Exercise task - Extract all of the entries and give them again, word for word.

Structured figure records
◆ ◆ ◆ ◆ ◆ ◆ ◆

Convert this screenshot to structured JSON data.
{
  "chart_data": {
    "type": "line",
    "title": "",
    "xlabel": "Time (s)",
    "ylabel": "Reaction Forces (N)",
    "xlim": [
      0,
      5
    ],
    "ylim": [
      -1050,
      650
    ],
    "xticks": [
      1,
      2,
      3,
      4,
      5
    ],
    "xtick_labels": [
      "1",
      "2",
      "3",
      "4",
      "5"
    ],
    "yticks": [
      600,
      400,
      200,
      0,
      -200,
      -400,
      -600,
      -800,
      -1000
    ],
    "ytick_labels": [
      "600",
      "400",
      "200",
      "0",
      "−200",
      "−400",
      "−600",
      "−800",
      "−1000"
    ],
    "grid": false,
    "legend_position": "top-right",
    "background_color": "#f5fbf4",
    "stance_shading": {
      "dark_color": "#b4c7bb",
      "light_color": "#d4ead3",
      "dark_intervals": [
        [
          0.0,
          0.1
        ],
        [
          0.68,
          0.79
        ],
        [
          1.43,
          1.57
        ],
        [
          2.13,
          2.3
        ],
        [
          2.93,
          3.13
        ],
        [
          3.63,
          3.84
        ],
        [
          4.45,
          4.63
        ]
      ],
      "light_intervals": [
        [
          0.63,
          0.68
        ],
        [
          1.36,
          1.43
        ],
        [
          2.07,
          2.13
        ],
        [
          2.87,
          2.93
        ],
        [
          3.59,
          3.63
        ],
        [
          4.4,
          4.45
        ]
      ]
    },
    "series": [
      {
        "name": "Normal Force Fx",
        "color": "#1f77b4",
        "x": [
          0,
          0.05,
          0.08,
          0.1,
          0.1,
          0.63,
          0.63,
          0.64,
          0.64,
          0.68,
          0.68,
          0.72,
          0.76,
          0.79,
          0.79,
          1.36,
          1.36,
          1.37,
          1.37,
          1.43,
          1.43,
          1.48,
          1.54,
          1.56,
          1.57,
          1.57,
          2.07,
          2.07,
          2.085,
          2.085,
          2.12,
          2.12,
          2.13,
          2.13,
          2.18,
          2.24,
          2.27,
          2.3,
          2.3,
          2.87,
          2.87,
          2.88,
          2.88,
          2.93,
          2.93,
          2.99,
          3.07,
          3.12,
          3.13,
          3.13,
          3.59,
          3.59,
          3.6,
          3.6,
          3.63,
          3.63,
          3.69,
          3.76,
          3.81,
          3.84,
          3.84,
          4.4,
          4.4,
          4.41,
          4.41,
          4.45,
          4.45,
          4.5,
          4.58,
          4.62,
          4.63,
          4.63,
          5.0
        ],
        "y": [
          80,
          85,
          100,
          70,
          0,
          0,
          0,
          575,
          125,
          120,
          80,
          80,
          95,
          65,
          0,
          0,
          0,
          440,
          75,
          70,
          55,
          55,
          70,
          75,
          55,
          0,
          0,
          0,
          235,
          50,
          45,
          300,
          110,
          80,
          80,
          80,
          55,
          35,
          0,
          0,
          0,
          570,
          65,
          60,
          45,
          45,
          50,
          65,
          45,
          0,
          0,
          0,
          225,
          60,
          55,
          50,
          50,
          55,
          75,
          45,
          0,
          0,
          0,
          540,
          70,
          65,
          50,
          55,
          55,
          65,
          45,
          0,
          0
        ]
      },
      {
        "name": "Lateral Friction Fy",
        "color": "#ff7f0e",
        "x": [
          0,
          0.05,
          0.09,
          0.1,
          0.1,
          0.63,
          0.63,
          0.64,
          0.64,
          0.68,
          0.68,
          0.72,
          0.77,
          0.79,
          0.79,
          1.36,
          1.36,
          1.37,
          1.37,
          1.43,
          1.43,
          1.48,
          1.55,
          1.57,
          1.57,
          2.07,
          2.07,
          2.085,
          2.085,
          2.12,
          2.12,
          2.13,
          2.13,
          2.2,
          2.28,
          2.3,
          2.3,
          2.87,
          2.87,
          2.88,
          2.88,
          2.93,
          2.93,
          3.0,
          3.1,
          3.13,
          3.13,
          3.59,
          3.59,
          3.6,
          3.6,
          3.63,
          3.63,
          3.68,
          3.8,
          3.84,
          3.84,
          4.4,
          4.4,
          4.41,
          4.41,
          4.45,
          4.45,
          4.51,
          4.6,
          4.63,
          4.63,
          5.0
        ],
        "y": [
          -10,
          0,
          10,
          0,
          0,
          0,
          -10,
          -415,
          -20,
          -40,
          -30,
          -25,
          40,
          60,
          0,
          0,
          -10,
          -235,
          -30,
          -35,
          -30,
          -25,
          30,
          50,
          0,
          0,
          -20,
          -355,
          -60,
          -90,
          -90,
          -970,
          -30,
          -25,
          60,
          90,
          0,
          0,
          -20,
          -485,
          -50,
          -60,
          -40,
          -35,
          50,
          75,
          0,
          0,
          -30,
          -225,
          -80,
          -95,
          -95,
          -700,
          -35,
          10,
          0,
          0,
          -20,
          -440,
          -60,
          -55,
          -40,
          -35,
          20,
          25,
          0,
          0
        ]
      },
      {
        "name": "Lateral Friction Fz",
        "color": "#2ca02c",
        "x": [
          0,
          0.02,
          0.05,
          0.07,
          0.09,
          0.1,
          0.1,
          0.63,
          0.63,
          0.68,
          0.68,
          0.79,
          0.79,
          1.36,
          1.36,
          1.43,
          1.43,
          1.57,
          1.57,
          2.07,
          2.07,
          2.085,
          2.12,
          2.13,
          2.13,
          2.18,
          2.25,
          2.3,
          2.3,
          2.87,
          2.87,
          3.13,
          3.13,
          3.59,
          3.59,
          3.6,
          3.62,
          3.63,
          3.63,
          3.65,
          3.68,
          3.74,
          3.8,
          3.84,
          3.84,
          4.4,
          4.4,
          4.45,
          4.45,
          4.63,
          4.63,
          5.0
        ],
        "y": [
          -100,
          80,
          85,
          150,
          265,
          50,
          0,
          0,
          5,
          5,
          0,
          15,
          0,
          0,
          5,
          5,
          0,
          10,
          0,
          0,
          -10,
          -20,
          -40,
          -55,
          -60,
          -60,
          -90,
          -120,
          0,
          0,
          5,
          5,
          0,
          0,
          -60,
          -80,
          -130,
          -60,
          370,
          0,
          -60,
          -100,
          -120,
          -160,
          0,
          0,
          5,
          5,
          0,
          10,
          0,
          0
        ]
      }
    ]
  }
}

◆ ◆ ◆ ◆ ◆ ◆ ◆

Solution to the problem -
Convert this screenshot to structured JSON data.
{
  "chart_data": {
    "type": "line",
    "title": "",
    "xlabel": "Time (s)",
    "ylabel": "Reaction Forces (N)",
    "xlim": [
      0,
      5
    ],
    "ylim": [
      -1050,
      650
    ],
    "xticks": [
      1,
      2,
      3,
      4,
      5
    ],
    "xtick_labels": [
      "1",
      "2",
      "3",
      "4",
      "5"
    ],
    "yticks": [
      600,
      400,
      200,
      0,
      -200,
      -400,
      -600,
      -800,
      -1000
    ],
    "ytick_labels": [
      "600",
      "400",
      "200",
      "0",
      "−200",
      "−400",
      "−600",
      "−800",
      "−1000"
    ],
    "grid": false,
    "legend_position": "top-right",
    "background_color": "#f5fbf4",
    "stance_shading": {
      "dark_color": "#b4c7bb",
      "light_color": "#d4ead3",
      "dark_intervals": [
        [
          0.0,
          0.1
        ],
        [
          0.68,
          0.79
        ],
        [
          1.43,
          1.57
        ],
        [
          2.13,
          2.3
        ],
        [
          2.93,
          3.13
        ],
        [
          3.63,
          3.84
        ],
        [
          4.45,
          4.63
        ]
      ],
      "light_intervals": [
        [
          0.63,
          0.68
        ],
        [
          1.36,
          1.43
        ],
        [
          2.07,
          2.13
        ],
        [
          2.87,
          2.93
        ],
        [
          3.59,
          3.63
        ],
        [
          4.4,
          4.45
        ]
      ]
    },
    "series": [
      {
        "name": "Normal Force Fx",
        "color": "#1f77b4",
        "x": [
          0,
          0.05,
          0.08,
          0.1,
          0.1,
          0.63,
          0.63,
          0.64,
          0.64,
          0.68,
          0.68,
          0.72,
          0.76,
          0.79,
          0.79,
          1.36,
          1.36,
          1.37,
          1.37,
          1.43,
          1.43,
          1.48,
          1.54,
          1.56,
          1.57,
          1.57,
          2.07,
          2.07,
          2.085,
          2.085,
          2.12,
          2.12,
          2.13,
          2.13,
          2.18,
          2.24,
          2.27,
          2.3,
          2.3,
          2.87,
          2.87,
          2.88,
          2.88,
          2.93,
          2.93,
          2.99,
          3.07,
          3.12,
          3.13,
          3.13,
          3.59,
          3.59,
          3.6,
          3.6,
          3.63,
          3.63,
          3.69,
          3.76,
          3.81,
          3.84,
          3.84,
          4.4,
          4.4,
          4.41,
          4.41,
          4.45,
          4.45,
          4.5,
          4.58,
          4.62,
          4.63,
          4.63,
          5.0
        ],
        "y": [
          80,
          85,
          100,
          70,
          0,
          0,
          0,
          575,
          125,
          120,
          80,
          80,
          95,
          65,
          0,
          0,
          0,
          440,
          75,
          70,
          55,
          55,
          70,
          75,
          55,
          0,
          0,
          0,
          235,
          50,
          45,
          300,
          110,
          80,
          80,
          80,
          55,
          35,
          0,
          0,
          0,
          570,
          65,
          60,
          45,
          45,
          50,
          65,
          45,
          0,
          0,
          0,
          225,
          60,
          55,
          50,
          50,
          55,
          75,
          45,
          0,
          0,
          0,
          540,
          70,
          65,
          50,
          55,
          55,
          65,
          45,
          0,
          0
        ]
      },
      {
        "name": "Lateral Friction Fy",
        "color": "#ff7f0e",
        "x": [
          0,
          0.05,
          0.09,
          0.1,
          0.1,
          0.63,
          0.63,
          0.64,
          0.64,
          0.68,
          0.68,
          0.72,
          0.77,
          0.79,
          0.79,
          1.36,
          1.36,
          1.37,
          1.37,
          1.43,
          1.43,
          1.48,
          1.55,
          1.57,
          1.57,
          2.07,
          2.07,
          2.085,
          2.085,
          2.12,
          2.12,
          2.13,
          2.13,
          2.2,
          2.28,
          2.3,
          2.3,
          2.87,
          2.87,
          2.88,
          2.88,
          2.93,
          2.93,
          3.0,
          3.1,
          3.13,
          3.13,
          3.59,
          3.59,
          3.6,
          3.6,
          3.63,
          3.63,
          3.68,
          3.8,
          3.84,
          3.84,
          4.4,
          4.4,
          4.41,
          4.41,
          4.45,
          4.45,
          4.51,
          4.6,
          4.63,
          4.63,
          5.0
        ],
        "y": [
          -10,
          0,
          10,
          0,
          0,
          0,
          -10,
          -415,
          -20,
          -40,
          -30,
          -25,
          40,
          60,
          0,
          0,
          -10,
          -235,
          -30,
          -35,
          -30,
          -25,
          30,
          50,
          0,
          0,
          -20,
          -355,
          -60,
          -90,
          -90,
          -970,
          -30,
          -25,
          60,
          90,
          0,
          0,
          -20,
          -485,
          -50,
          -60,
          -40,
          -35,
          50,
          75,
          0,
          0,
          -30,
          -225,
          -80,
          -95,
          -95,
          -700,
          -35,
          10,
          0,
          0,
          -20,
          -440,
          -60,
          -55,
          -40,
          -35,
          20,
          25,
          0,
          0
        ]
      },
      {
        "name": "Lateral Friction Fz",
        "color": "#2ca02c",
        "x": [
          0,
          0.02,
          0.05,
          0.07,
          0.09,
          0.1,
          0.1,
          0.63,
          0.63,
          0.68,
          0.68,
          0.79,
          0.79,
          1.36,
          1.36,
          1.43,
          1.43,
          1.57,
          1.57,
          2.07,
          2.07,
          2.085,
          2.12,
          2.13,
          2.13,
          2.18,
          2.25,
          2.3,
          2.3,
          2.87,
          2.87,
          3.13,
          3.13,
          3.59,
          3.59,
          3.6,
          3.62,
          3.63,
          3.63,
          3.65,
          3.68,
          3.74,
          3.8,
          3.84,
          3.84,
          4.4,
          4.4,
          4.45,
          4.45,
          4.63,
          4.63,
          5.0
        ],
        "y": [
          -100,
          80,
          85,
          150,
          265,
          50,
          0,
          0,
          5,
          5,
          0,
          15,
          0,
          0,
          5,
          5,
          0,
          10,
          0,
          0,
          -10,
          -20,
          -40,
          -55,
          -60,
          -60,
          -90,
          -120,
          0,
          0,
          5,
          5,
          0,
          0,
          -60,
          -80,
          -130,
          -60,
          370,
          0,
          -60,
          -100,
          -120,
          -160,
          0,
          0,
          5,
          5,
          0,
          10,
          0,
          0
        ]
      }
    ]
  }
}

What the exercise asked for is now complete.